## START

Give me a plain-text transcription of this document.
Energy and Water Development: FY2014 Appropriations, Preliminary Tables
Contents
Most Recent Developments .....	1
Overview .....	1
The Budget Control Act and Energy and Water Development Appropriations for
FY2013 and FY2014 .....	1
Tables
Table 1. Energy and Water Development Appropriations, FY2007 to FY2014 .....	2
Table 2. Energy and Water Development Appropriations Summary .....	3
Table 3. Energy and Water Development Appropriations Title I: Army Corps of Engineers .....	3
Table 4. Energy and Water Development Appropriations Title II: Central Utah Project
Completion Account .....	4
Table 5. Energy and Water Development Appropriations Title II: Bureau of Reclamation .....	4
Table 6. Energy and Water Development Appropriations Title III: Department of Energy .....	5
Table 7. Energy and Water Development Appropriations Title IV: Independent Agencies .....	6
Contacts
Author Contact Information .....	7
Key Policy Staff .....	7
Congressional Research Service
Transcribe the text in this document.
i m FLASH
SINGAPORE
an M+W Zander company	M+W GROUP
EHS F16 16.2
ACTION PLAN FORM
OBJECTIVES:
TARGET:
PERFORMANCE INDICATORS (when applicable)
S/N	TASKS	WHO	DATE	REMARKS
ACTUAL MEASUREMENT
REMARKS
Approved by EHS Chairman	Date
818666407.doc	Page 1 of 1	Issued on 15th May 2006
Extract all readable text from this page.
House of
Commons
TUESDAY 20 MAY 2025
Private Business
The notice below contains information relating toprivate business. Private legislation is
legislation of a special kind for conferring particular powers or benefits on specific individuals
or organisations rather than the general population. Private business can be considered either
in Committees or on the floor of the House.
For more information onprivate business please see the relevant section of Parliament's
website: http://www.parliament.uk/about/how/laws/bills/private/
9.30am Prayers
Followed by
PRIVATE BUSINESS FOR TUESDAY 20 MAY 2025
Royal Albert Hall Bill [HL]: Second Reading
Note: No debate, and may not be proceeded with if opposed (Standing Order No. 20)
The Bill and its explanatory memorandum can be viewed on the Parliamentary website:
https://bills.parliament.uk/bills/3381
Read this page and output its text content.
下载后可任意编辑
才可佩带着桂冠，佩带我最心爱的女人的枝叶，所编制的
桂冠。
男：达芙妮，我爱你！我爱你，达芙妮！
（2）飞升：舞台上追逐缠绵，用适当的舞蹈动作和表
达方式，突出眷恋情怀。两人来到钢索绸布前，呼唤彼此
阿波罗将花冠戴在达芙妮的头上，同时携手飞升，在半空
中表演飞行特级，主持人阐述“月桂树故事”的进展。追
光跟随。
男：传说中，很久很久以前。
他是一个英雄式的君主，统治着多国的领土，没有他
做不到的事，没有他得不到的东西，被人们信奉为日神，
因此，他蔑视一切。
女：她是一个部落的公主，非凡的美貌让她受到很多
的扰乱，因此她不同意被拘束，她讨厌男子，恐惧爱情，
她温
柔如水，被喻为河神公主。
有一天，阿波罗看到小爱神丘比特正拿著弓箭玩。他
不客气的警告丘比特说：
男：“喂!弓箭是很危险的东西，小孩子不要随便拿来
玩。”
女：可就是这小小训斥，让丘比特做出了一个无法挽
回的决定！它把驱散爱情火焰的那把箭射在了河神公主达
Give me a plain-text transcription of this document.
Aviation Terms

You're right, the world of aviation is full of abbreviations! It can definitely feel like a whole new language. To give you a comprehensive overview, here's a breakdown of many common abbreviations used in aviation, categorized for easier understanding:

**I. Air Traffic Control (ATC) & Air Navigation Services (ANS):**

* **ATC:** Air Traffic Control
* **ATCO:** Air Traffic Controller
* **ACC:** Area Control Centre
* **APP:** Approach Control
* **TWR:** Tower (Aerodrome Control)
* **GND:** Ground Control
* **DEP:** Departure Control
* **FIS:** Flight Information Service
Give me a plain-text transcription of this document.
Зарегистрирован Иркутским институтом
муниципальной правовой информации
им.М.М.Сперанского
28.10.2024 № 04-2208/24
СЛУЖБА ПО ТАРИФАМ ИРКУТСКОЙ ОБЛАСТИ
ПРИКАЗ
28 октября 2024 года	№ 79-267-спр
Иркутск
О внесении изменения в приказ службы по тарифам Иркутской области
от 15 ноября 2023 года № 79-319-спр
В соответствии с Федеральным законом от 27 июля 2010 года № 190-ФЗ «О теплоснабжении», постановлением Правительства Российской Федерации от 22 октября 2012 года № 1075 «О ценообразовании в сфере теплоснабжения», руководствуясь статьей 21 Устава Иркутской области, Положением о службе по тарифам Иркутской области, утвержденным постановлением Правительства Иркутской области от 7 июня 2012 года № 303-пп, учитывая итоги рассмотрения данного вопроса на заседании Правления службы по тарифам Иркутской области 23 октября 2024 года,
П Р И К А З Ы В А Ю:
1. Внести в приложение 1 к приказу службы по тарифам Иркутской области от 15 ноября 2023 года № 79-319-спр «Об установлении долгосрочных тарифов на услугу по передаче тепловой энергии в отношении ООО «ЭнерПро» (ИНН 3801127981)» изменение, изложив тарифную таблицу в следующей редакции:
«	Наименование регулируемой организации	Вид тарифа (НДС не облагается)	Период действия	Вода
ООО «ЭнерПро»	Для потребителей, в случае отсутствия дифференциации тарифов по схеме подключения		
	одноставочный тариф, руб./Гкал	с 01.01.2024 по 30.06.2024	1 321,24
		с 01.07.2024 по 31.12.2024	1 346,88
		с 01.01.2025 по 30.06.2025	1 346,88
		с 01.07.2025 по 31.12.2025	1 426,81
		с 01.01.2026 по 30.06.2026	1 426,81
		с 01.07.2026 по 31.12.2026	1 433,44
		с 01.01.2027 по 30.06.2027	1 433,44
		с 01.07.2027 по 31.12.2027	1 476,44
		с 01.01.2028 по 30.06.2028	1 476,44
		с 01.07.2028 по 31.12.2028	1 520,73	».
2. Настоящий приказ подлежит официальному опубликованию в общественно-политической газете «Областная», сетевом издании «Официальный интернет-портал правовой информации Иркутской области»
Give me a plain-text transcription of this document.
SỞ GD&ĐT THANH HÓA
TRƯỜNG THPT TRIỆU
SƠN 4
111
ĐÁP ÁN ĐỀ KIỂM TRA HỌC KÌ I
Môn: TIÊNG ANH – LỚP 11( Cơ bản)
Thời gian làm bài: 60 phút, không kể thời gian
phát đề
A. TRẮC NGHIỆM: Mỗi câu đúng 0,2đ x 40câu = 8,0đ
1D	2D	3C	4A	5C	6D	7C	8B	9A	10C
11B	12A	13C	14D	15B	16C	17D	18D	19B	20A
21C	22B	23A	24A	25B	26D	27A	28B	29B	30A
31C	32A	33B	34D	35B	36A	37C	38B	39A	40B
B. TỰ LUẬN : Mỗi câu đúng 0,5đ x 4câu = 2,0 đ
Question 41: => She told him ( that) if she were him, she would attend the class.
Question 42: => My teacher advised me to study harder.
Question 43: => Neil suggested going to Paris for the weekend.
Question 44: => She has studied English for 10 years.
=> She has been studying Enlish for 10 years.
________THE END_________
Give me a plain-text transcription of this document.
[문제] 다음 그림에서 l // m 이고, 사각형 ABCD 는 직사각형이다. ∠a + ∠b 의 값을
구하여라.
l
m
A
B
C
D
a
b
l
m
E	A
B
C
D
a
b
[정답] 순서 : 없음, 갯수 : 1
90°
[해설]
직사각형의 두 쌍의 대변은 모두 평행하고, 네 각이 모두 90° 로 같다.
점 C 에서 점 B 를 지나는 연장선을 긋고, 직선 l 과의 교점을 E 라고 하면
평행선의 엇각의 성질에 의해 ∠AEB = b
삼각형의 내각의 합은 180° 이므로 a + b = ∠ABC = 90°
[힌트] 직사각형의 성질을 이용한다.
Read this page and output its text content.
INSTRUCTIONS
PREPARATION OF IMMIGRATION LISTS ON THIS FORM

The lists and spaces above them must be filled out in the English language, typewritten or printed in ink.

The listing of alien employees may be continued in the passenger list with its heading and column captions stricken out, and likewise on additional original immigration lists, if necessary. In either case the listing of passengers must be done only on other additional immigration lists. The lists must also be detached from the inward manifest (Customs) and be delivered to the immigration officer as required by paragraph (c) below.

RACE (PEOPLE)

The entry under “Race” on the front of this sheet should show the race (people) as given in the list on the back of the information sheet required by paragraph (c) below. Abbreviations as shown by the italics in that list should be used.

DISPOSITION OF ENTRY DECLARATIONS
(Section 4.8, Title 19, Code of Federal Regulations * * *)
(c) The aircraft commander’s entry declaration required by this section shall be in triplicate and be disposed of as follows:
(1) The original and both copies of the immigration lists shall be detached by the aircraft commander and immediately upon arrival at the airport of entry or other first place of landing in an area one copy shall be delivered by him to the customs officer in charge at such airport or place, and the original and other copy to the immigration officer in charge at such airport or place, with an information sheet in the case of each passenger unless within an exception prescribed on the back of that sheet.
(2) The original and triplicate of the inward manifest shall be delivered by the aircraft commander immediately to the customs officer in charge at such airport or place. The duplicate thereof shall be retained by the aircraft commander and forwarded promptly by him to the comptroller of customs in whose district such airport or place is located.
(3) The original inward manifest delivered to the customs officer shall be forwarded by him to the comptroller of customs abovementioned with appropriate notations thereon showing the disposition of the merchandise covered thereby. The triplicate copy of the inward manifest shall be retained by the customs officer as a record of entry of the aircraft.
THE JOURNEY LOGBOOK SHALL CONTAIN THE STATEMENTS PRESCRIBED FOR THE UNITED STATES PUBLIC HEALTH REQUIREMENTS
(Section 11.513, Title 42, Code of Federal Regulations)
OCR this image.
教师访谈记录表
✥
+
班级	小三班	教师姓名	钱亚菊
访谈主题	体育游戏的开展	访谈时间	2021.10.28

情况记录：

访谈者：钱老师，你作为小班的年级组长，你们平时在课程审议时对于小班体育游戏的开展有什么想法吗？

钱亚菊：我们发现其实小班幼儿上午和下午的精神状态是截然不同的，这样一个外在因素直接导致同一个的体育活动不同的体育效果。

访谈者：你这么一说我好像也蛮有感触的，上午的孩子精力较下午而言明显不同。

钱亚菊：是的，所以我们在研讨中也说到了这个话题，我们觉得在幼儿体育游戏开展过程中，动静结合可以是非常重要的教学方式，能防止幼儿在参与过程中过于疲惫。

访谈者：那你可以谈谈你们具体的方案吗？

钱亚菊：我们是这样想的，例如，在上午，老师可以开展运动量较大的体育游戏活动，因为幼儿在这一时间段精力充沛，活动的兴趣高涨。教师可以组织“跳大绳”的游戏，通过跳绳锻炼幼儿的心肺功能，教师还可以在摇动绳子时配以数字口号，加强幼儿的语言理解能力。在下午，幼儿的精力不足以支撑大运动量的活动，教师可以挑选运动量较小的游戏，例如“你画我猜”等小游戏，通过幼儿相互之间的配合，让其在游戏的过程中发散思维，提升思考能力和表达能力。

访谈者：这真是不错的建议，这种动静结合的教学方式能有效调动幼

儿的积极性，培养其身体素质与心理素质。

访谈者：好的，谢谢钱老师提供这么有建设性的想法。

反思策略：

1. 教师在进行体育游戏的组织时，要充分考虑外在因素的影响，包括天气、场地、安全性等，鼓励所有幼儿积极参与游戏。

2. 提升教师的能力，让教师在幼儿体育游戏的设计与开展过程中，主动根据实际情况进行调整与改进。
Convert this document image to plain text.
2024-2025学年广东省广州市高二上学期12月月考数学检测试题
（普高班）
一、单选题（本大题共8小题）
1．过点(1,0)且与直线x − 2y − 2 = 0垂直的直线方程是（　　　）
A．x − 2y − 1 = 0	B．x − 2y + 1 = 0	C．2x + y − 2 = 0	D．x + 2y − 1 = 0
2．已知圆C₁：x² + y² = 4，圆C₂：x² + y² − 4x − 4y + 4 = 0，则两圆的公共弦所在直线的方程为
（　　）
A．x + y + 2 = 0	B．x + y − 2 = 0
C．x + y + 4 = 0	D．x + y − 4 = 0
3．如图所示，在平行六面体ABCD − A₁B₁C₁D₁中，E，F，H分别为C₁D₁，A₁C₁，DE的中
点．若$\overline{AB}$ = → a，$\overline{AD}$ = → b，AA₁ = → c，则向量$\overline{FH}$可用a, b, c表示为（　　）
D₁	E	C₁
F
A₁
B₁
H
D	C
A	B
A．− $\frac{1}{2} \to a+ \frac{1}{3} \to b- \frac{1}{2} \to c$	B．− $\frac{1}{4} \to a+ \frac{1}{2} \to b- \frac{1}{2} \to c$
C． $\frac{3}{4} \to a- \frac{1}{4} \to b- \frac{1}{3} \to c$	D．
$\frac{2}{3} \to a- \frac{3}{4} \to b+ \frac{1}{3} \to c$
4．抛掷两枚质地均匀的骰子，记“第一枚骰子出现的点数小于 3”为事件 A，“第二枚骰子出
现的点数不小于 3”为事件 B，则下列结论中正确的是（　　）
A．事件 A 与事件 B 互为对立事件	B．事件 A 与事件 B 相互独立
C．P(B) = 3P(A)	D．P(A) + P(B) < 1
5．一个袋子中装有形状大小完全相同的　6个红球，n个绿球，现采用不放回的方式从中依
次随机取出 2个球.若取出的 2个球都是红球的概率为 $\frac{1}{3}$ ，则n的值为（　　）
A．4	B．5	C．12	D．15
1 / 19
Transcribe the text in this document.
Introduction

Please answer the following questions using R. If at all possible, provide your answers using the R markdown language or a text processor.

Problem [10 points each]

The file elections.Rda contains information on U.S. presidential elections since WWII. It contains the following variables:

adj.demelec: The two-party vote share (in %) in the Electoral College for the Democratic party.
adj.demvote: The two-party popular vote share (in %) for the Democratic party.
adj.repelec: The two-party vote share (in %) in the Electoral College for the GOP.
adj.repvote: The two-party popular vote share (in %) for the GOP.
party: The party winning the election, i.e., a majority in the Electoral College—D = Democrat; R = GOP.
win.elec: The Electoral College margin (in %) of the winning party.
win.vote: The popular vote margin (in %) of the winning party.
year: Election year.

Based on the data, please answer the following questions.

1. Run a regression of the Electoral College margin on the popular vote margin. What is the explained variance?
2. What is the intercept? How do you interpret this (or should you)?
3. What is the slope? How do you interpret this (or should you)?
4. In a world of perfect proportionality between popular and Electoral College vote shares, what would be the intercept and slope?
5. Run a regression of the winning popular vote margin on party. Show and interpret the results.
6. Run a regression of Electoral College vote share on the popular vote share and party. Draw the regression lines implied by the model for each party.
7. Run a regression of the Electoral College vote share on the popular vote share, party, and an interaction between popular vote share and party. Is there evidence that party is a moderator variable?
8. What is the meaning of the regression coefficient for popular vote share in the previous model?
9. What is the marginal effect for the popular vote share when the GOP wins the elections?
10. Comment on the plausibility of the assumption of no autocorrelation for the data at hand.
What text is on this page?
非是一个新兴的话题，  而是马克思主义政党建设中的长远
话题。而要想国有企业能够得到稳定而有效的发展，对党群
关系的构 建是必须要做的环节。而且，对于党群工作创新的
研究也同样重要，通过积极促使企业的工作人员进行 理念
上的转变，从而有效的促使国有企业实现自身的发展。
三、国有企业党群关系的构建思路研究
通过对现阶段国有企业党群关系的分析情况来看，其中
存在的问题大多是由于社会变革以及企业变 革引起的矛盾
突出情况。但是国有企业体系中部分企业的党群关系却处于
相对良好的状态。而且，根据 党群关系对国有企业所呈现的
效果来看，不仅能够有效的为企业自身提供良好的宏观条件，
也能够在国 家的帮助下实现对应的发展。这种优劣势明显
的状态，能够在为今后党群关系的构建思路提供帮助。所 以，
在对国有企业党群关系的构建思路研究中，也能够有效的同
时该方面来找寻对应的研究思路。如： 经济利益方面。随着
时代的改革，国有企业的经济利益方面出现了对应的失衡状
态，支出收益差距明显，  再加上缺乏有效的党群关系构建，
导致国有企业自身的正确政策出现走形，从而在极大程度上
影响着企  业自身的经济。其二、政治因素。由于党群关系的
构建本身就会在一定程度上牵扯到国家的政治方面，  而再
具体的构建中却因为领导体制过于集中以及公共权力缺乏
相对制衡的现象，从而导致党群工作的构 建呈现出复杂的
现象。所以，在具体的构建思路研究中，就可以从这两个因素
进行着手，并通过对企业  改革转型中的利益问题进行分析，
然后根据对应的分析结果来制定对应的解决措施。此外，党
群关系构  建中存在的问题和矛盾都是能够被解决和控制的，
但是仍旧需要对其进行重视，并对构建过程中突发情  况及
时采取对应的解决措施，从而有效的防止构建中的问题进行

## END

Short exercise:
Going through the entries above, tally each line that has the word "must". Answer with the number only.

Response:
2